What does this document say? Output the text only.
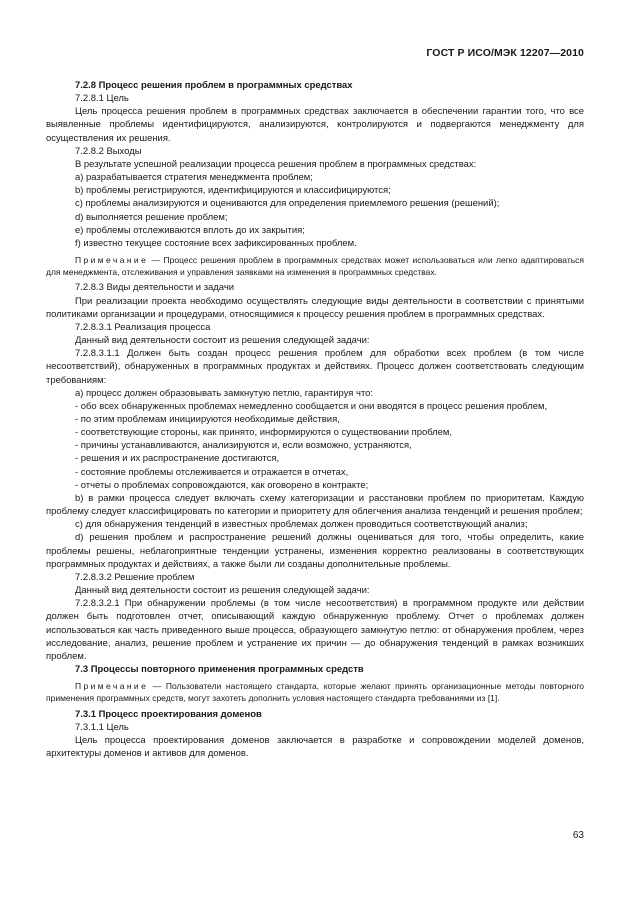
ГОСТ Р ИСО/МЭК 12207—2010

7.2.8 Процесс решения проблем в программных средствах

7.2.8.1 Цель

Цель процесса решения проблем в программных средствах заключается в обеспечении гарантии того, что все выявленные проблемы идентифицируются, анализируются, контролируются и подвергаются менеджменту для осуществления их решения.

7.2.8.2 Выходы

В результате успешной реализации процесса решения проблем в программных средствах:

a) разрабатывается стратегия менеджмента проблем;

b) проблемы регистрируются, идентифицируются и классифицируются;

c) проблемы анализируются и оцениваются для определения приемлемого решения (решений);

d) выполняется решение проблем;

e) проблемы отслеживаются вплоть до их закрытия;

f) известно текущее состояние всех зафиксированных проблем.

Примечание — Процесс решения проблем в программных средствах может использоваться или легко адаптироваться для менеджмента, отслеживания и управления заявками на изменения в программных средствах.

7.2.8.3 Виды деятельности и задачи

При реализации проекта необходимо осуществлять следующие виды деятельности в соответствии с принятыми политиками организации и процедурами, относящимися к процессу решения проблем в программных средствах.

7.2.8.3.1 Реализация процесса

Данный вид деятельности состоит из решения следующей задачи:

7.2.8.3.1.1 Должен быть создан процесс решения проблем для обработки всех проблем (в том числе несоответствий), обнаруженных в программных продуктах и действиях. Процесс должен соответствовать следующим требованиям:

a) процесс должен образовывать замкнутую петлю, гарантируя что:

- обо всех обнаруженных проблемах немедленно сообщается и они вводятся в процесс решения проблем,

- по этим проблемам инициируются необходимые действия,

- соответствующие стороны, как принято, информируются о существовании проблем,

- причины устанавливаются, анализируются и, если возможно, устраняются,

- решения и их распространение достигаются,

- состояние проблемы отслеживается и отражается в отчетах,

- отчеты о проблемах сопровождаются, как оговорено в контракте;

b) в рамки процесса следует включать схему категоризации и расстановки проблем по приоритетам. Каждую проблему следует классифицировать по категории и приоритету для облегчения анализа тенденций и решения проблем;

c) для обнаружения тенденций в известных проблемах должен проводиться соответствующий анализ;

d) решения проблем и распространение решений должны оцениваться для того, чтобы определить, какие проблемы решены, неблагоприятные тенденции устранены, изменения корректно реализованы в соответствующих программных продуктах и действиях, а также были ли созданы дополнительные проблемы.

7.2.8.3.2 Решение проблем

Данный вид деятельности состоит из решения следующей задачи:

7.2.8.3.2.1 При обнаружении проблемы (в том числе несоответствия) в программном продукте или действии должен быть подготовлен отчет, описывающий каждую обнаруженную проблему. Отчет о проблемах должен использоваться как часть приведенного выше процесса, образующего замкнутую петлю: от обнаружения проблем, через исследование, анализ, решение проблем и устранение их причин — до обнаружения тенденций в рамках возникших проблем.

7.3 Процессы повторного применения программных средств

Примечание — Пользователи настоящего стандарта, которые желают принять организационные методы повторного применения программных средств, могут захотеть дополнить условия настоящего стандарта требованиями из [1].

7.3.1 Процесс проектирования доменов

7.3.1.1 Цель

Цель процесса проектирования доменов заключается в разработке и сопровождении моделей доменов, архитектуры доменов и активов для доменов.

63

--------

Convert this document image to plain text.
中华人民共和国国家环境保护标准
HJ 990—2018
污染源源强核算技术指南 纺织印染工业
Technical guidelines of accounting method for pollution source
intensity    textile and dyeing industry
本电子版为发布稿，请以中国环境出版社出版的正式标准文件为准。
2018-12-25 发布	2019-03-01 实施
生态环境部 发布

--------

[WORK TO DO]:
Report how many lines in the listing above include the word "петлю". Give nothing but the number.

[RESPONSE TO THE EXERCISE]:
2